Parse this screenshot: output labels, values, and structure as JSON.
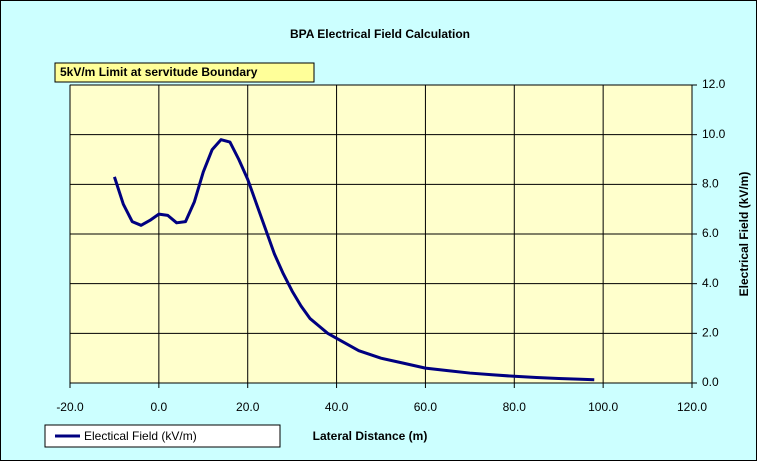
{
  "chart_data": {
    "type": "line",
    "title": "BPA Electrical Field Calculation",
    "annotation": "5kV/m Limit at servitude Boundary",
    "x_label": "Lateral Distance (m)",
    "y_label": "Electrical Field (kV/m)",
    "x": [
      -10,
      -8,
      -6,
      -4,
      -2,
      0,
      2,
      4,
      6,
      8,
      10,
      12,
      14,
      16,
      18,
      20,
      22,
      24,
      26,
      28,
      30,
      32,
      34,
      36,
      38,
      40,
      45,
      50,
      55,
      60,
      65,
      70,
      75,
      80,
      85,
      90,
      95,
      98
    ],
    "series": [
      {
        "name": "Electical Field (kV/m)",
        "color": "#000080",
        "values": [
          8.3,
          7.2,
          6.5,
          6.35,
          6.55,
          6.8,
          6.75,
          6.45,
          6.5,
          7.3,
          8.5,
          9.4,
          9.8,
          9.7,
          9.0,
          8.2,
          7.2,
          6.2,
          5.2,
          4.4,
          3.7,
          3.1,
          2.6,
          2.3,
          2.0,
          1.8,
          1.3,
          1.0,
          0.8,
          0.6,
          0.5,
          0.4,
          0.33,
          0.27,
          0.22,
          0.18,
          0.15,
          0.13
        ]
      }
    ],
    "xlim": [
      -20,
      120
    ],
    "xticks": [
      {
        "value": -20,
        "label": "-20.0"
      },
      {
        "value": 0,
        "label": "0.0"
      },
      {
        "value": 20,
        "label": "20.0"
      },
      {
        "value": 40,
        "label": "40.0"
      },
      {
        "value": 60,
        "label": "60.0"
      },
      {
        "value": 80,
        "label": "80.0"
      },
      {
        "value": 100,
        "label": "100.0"
      },
      {
        "value": 120,
        "label": "120.0"
      }
    ],
    "ylim": [
      0,
      12
    ],
    "yticks": [
      {
        "value": 0,
        "label": "0.0"
      },
      {
        "value": 2,
        "label": "2.0"
      },
      {
        "value": 4,
        "label": "4.0"
      },
      {
        "value": 6,
        "label": "6.0"
      },
      {
        "value": 8,
        "label": "8.0"
      },
      {
        "value": 10,
        "label": "10.0"
      },
      {
        "value": 12,
        "label": "12.0"
      }
    ],
    "y_axis_side": "right",
    "grid": true,
    "legend": "bottom-left"
  }
}
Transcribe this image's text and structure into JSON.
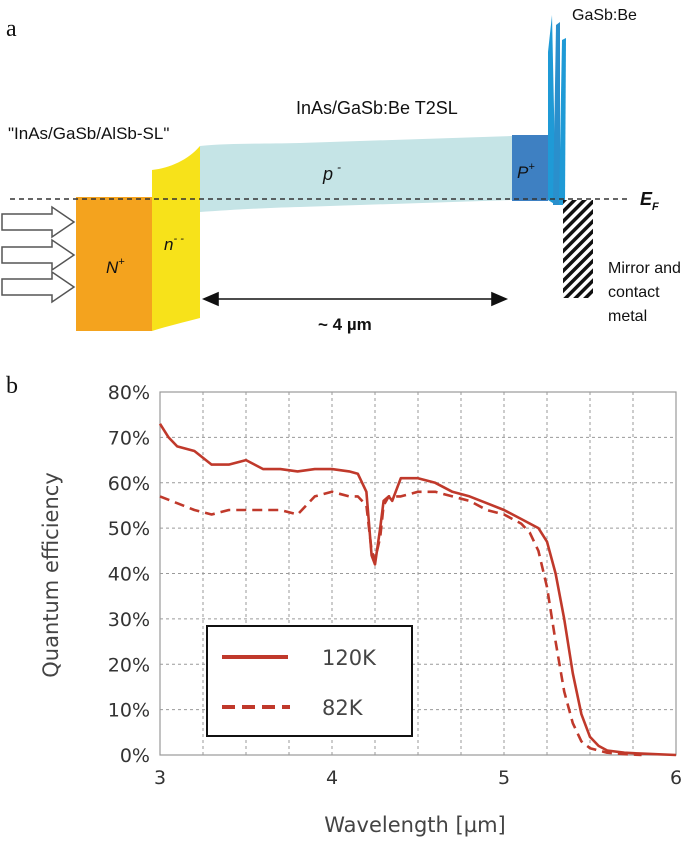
{
  "panel_a": {
    "panel_label": "a",
    "superlattice_label": "\"InAs/GaSb/AlSb-SL\"",
    "t2sl_label": "InAs/GaSb:Be T2SL",
    "gasb_label": "GaSb:Be",
    "n_plus": "N",
    "n_plus_sup": "+",
    "n_minus": "n",
    "n_minus_sup": "- -",
    "p_minus": "p",
    "p_minus_sup": "-",
    "p_plus": "P",
    "p_plus_sup": "+",
    "fermi": "E",
    "fermi_sub": "F",
    "thickness": "~ 4 µm",
    "mirror_line1": "Mirror and",
    "mirror_line2": "contact",
    "mirror_line3": "metal",
    "colors": {
      "n_plus": "#F4A31E",
      "n_minus": "#F7E21A",
      "p_minus": "#C5E4E6",
      "p_plus": "#3E80C2",
      "gasb": "#1F9AD6"
    }
  },
  "panel_b": {
    "panel_label": "b"
  },
  "chart_data": {
    "type": "line",
    "title": "",
    "xlabel": "Wavelength [µm]",
    "ylabel": "Quantum efficiency",
    "xlim": [
      3,
      6
    ],
    "ylim": [
      0,
      80
    ],
    "xticks": [
      3,
      4,
      5,
      6
    ],
    "yticks": [
      0,
      10,
      20,
      30,
      40,
      50,
      60,
      70,
      80
    ],
    "ytick_format": "percent",
    "grid": true,
    "legend_position": "lower-left",
    "color": "#C0392B",
    "series": [
      {
        "name": "120K",
        "style": "solid",
        "x": [
          3.0,
          3.05,
          3.1,
          3.2,
          3.3,
          3.4,
          3.5,
          3.6,
          3.7,
          3.8,
          3.9,
          4.0,
          4.1,
          4.15,
          4.2,
          4.23,
          4.25,
          4.28,
          4.3,
          4.33,
          4.35,
          4.4,
          4.5,
          4.6,
          4.7,
          4.8,
          4.9,
          5.0,
          5.1,
          5.2,
          5.25,
          5.3,
          5.35,
          5.4,
          5.45,
          5.5,
          5.55,
          5.6,
          5.7,
          5.8,
          6.0
        ],
        "y": [
          73,
          70,
          68,
          67,
          64,
          64,
          65,
          63,
          63,
          62.5,
          63,
          63,
          62.5,
          62,
          58,
          44,
          42,
          50,
          56,
          57,
          56,
          61,
          61,
          60,
          58,
          57,
          55.5,
          54,
          52,
          50,
          47,
          40,
          30,
          18,
          9,
          4,
          2,
          1,
          0.5,
          0.3,
          0
        ]
      },
      {
        "name": "82K",
        "style": "dashed",
        "x": [
          3.0,
          3.1,
          3.2,
          3.3,
          3.4,
          3.5,
          3.6,
          3.7,
          3.8,
          3.9,
          4.0,
          4.1,
          4.15,
          4.2,
          4.23,
          4.25,
          4.28,
          4.3,
          4.33,
          4.35,
          4.4,
          4.5,
          4.6,
          4.7,
          4.8,
          4.9,
          5.0,
          5.1,
          5.15,
          5.2,
          5.25,
          5.3,
          5.35,
          5.4,
          5.45,
          5.5,
          5.6,
          5.7,
          5.8
        ],
        "y": [
          57,
          55.5,
          54,
          53,
          54,
          54,
          54,
          54,
          53,
          57,
          58,
          57,
          57,
          55,
          45,
          43,
          48,
          55,
          57,
          57,
          57,
          58,
          58,
          57,
          56,
          54,
          53,
          51,
          49,
          45,
          37,
          25,
          14,
          7,
          3,
          1.5,
          0.5,
          0.2,
          0
        ]
      }
    ]
  }
}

● ● ● ● ●

CHALLENGE:
Repeat all the records above exactly, leaving out any pictures.

COMPLETED EXERCISE:
Parse this screenshot: output labels, values, and structure as JSON.
{
  "chart_data": {
    "type": "line",
    "title": "BPA Electrical Field Calculation",
    "annotation": "5kV/m Limit at servitude Boundary",
    "x_label": "Lateral Distance (m)",
    "y_label": "Electrical Field (kV/m)",
    "x": [
      -10,
      -8,
      -6,
      -4,
      -2,
      0,
      2,
      4,
      6,
      8,
      10,
      12,
      14,
      16,
      18,
      20,
      22,
      24,
      26,
      28,
      30,
      32,
      34,
      36,
      38,
      40,
      45,
      50,
      55,
      60,
      65,
      70,
      75,
      80,
      85,
      90,
      95,
      98
    ],
    "series": [
      {
        "name": "Electical Field (kV/m)",
        "color": "#000080",
        "values": [
          8.3,
          7.2,
          6.5,
          6.35,
          6.55,
          6.8,
          6.75,
          6.45,
          6.5,
          7.3,
          8.5,
          9.4,
          9.8,
          9.7,
          9.0,
          8.2,
          7.2,
          6.2,
          5.2,
          4.4,
          3.7,
          3.1,
          2.6,
          2.3,
          2.0,
          1.8,
          1.3,
          1.0,
          0.8,
          0.6,
          0.5,
          0.4,
          0.33,
          0.27,
          0.22,
          0.18,
          0.15,
          0.13
        ]
      }
    ],
    "xlim": [
      -20,
      120
    ],
    "xticks": [
      {
        "value": -20,
        "label": "-20.0"
      },
      {
        "value": 0,
        "label": "0.0"
      },
      {
        "value": 20,
        "label": "20.0"
      },
      {
        "value": 40,
        "label": "40.0"
      },
      {
        "value": 60,
        "label": "60.0"
      },
      {
        "value": 80,
        "label": "80.0"
      },
      {
        "value": 100,
        "label": "100.0"
      },
      {
        "value": 120,
        "label": "120.0"
      }
    ],
    "ylim": [
      0,
      12
    ],
    "yticks": [
      {
        "value": 0,
        "label": "0.0"
      },
      {
        "value": 2,
        "label": "2.0"
      },
      {
        "value": 4,
        "label": "4.0"
      },
      {
        "value": 6,
        "label": "6.0"
      },
      {
        "value": 8,
        "label": "8.0"
      },
      {
        "value": 10,
        "label": "10.0"
      },
      {
        "value": 12,
        "label": "12.0"
      }
    ],
    "y_axis_side": "right",
    "grid": true,
    "legend": "bottom-left"
  }
}
Transcribe this image's text and structure into JSON.
{
  "panel_a": {
    "panel_label": "a",
    "superlattice_label": "\"InAs/GaSb/AlSb-SL\"",
    "t2sl_label": "InAs/GaSb:Be T2SL",
    "gasb_label": "GaSb:Be",
    "n_plus": "N",
    "n_plus_sup": "+",
    "n_minus": "n",
    "n_minus_sup": "- -",
    "p_minus": "p",
    "p_minus_sup": "-",
    "p_plus": "P",
    "p_plus_sup": "+",
    "fermi": "E",
    "fermi_sub": "F",
    "thickness": "~ 4 µm",
    "mirror_line1": "Mirror and",
    "mirror_line2": "contact",
    "mirror_line3": "metal",
    "colors": {
      "n_plus": "#F4A31E",
      "n_minus": "#F7E21A",
      "p_minus": "#C5E4E6",
      "p_plus": "#3E80C2",
      "gasb": "#1F9AD6"
    }
  },
  "panel_b": {
    "panel_label": "b"
  },
  "chart_data": {
    "type": "line",
    "title": "",
    "xlabel": "Wavelength [µm]",
    "ylabel": "Quantum efficiency",
    "xlim": [
      3,
      6
    ],
    "ylim": [
      0,
      80
    ],
    "xticks": [
      3,
      4,
      5,
      6
    ],
    "yticks": [
      0,
      10,
      20,
      30,
      40,
      50,
      60,
      70,
      80
    ],
    "ytick_format": "percent",
    "grid": true,
    "legend_position": "lower-left",
    "color": "#C0392B",
    "series": [
      {
        "name": "120K",
        "style": "solid",
        "x": [
          3.0,
          3.05,
          3.1,
          3.2,
          3.3,
          3.4,
          3.5,
          3.6,
          3.7,
          3.8,
          3.9,
          4.0,
          4.1,
          4.15,
          4.2,
          4.23,
          4.25,
          4.28,
          4.3,
          4.33,
          4.35,
          4.4,
          4.5,
          4.6,
          4.7,
          4.8,
          4.9,
          5.0,
          5.1,
          5.2,
          5.25,
          5.3,
          5.35,
          5.4,
          5.45,
          5.5,
          5.55,
          5.6,
          5.7,
          5.8,
          6.0
        ],
        "y": [
          73,
          70,
          68,
          67,
          64,
          64,
          65,
          63,
          63,
          62.5,
          63,
          63,
          62.5,
          62,
          58,
          44,
          42,
          50,
          56,
          57,
          56,
          61,
          61,
          60,
          58,
          57,
          55.5,
          54,
          52,
          50,
          47,
          40,
          30,
          18,
          9,
          4,
          2,
          1,
          0.5,
          0.3,
          0
        ]
      },
      {
        "name": "82K",
        "style": "dashed",
        "x": [
          3.0,
          3.1,
          3.2,
          3.3,
          3.4,
          3.5,
          3.6,
          3.7,
          3.8,
          3.9,
          4.0,
          4.1,
          4.15,
          4.2,
          4.23,
          4.25,
          4.28,
          4.3,
          4.33,
          4.35,
          4.4,
          4.5,
          4.6,
          4.7,
          4.8,
          4.9,
          5.0,
          5.1,
          5.15,
          5.2,
          5.25,
          5.3,
          5.35,
          5.4,
          5.45,
          5.5,
          5.6,
          5.7,
          5.8
        ],
        "y": [
          57,
          55.5,
          54,
          53,
          54,
          54,
          54,
          54,
          53,
          57,
          58,
          57,
          57,
          55,
          45,
          43,
          48,
          55,
          57,
          57,
          57,
          58,
          58,
          57,
          56,
          54,
          53,
          51,
          49,
          45,
          37,
          25,
          14,
          7,
          3,
          1.5,
          0.5,
          0.2,
          0
        ]
      }
    ]
  }
}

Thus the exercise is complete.